'''

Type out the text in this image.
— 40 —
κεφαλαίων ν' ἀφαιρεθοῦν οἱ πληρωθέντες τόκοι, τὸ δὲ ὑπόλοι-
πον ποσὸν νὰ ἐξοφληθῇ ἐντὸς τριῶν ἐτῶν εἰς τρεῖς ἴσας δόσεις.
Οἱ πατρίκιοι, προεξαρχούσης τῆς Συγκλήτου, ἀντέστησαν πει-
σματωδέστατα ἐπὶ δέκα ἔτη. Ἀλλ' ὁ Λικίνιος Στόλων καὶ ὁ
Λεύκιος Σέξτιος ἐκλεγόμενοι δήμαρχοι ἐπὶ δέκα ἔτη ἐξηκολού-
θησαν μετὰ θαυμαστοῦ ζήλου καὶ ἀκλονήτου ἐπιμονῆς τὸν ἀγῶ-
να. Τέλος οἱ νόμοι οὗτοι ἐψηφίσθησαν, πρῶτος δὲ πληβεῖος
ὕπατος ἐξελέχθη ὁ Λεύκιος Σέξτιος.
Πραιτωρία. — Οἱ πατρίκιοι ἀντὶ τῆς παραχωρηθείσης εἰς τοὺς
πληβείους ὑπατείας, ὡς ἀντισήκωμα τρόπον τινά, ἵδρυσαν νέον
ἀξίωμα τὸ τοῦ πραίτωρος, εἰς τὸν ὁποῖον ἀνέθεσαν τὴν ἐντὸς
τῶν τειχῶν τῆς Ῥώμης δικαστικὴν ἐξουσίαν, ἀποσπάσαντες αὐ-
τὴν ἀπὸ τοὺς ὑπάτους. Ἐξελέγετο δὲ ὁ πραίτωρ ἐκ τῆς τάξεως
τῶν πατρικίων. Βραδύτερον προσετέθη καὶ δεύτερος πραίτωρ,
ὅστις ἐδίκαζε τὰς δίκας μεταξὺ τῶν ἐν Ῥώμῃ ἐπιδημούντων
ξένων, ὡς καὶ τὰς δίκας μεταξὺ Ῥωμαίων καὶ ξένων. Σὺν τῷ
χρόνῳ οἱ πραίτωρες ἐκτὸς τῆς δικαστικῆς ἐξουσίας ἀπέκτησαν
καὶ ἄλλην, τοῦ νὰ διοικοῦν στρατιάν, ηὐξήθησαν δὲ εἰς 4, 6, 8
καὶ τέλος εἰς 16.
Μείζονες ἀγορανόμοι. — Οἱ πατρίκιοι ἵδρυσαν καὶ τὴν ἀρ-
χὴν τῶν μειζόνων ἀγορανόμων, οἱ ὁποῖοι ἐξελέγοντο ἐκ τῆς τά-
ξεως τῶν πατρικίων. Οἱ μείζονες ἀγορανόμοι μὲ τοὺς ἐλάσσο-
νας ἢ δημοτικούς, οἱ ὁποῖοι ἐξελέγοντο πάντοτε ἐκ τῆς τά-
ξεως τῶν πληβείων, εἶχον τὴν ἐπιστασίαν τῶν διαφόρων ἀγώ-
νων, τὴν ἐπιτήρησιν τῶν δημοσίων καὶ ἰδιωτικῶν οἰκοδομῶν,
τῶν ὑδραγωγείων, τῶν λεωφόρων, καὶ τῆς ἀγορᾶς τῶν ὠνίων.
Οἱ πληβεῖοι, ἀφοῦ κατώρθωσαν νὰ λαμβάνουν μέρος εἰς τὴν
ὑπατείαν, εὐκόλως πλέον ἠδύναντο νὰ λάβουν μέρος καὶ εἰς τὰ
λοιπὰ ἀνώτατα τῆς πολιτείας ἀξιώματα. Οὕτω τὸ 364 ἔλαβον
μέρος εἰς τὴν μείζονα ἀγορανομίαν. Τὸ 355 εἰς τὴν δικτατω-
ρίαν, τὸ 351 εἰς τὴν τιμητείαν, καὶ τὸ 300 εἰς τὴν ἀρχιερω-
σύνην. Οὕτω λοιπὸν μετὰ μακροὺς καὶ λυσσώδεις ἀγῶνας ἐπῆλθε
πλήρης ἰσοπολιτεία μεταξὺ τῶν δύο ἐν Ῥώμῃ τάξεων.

'''

» What to do
Nothing should be left out: repeat all of the data exactly.

» Full solution
Type out the text in this image.
— 40 —
κεφαλαίων ν' ἀφαιρεθοῦν οἱ πληρωθέντες τόκοι, τὸ δὲ ὑπόλοι-
πον ποσὸν νὰ ἐξοφληθῇ ἐντὸς τριῶν ἐτῶν εἰς τρεῖς ἴσας δόσεις.
Οἱ πατρίκιοι, προεξαρχούσης τῆς Συγκλήτου, ἀντέστησαν πει-
σματωδέστατα ἐπὶ δέκα ἔτη. Ἀλλ' ὁ Λικίνιος Στόλων καὶ ὁ
Λεύκιος Σέξτιος ἐκλεγόμενοι δήμαρχοι ἐπὶ δέκα ἔτη ἐξηκολού-
θησαν μετὰ θαυμαστοῦ ζήλου καὶ ἀκλονήτου ἐπιμονῆς τὸν ἀγῶ-
να. Τέλος οἱ νόμοι οὗτοι ἐψηφίσθησαν, πρῶτος δὲ πληβεῖος
ὕπατος ἐξελέχθη ὁ Λεύκιος Σέξτιος.
Πραιτωρία. — Οἱ πατρίκιοι ἀντὶ τῆς παραχωρηθείσης εἰς τοὺς
πληβείους ὑπατείας, ὡς ἀντισήκωμα τρόπον τινά, ἵδρυσαν νέον
ἀξίωμα τὸ τοῦ πραίτωρος, εἰς τὸν ὁποῖον ἀνέθεσαν τὴν ἐντὸς
τῶν τειχῶν τῆς Ῥώμης δικαστικὴν ἐξουσίαν, ἀποσπάσαντες αὐ-
τὴν ἀπὸ τοὺς ὑπάτους. Ἐξελέγετο δὲ ὁ πραίτωρ ἐκ τῆς τάξεως
τῶν πατρικίων. Βραδύτερον προσετέθη καὶ δεύτερος πραίτωρ,
ὅστις ἐδίκαζε τὰς δίκας μεταξὺ τῶν ἐν Ῥώμῃ ἐπιδημούντων
ξένων, ὡς καὶ τὰς δίκας μεταξὺ Ῥωμαίων καὶ ξένων. Σὺν τῷ
χρόνῳ οἱ πραίτωρες ἐκτὸς τῆς δικαστικῆς ἐξουσίας ἀπέκτησαν
καὶ ἄλλην, τοῦ νὰ διοικοῦν στρατιάν, ηὐξήθησαν δὲ εἰς 4, 6, 8
καὶ τέλος εἰς 16.
Μείζονες ἀγορανόμοι. — Οἱ πατρίκιοι ἵδρυσαν καὶ τὴν ἀρ-
χὴν τῶν μειζόνων ἀγορανόμων, οἱ ὁποῖοι ἐξελέγοντο ἐκ τῆς τά-
ξεως τῶν πατρικίων. Οἱ μείζονες ἀγορανόμοι μὲ τοὺς ἐλάσσο-
νας ἢ δημοτικούς, οἱ ὁποῖοι ἐξελέγοντο πάντοτε ἐκ τῆς τά-
ξεως τῶν πληβείων, εἶχον τὴν ἐπιστασίαν τῶν διαφόρων ἀγώ-
νων, τὴν ἐπιτήρησιν τῶν δημοσίων καὶ ἰδιωτικῶν οἰκοδομῶν,
τῶν ὑδραγωγείων, τῶν λεωφόρων, καὶ τῆς ἀγορᾶς τῶν ὠνίων.
Οἱ πληβεῖοι, ἀφοῦ κατώρθωσαν νὰ λαμβάνουν μέρος εἰς τὴν
ὑπατείαν, εὐκόλως πλέον ἠδύναντο νὰ λάβουν μέρος καὶ εἰς τὰ
λοιπὰ ἀνώτατα τῆς πολιτείας ἀξιώματα. Οὕτω τὸ 364 ἔλαβον
μέρος εἰς τὴν μείζονα ἀγορανομίαν. Τὸ 355 εἰς τὴν δικτατω-
ρίαν, τὸ 351 εἰς τὴν τιμητείαν, καὶ τὸ 300 εἰς τὴν ἀρχιερω-
σύνην. Οὕτω λοιπὸν μετὰ μακροὺς καὶ λυσσώδεις ἀγῶνας ἐπῆλθε
πλήρης ἰσοπολιτεία μεταξὺ τῶν δύο ἐν Ῥώμῃ τάξεων.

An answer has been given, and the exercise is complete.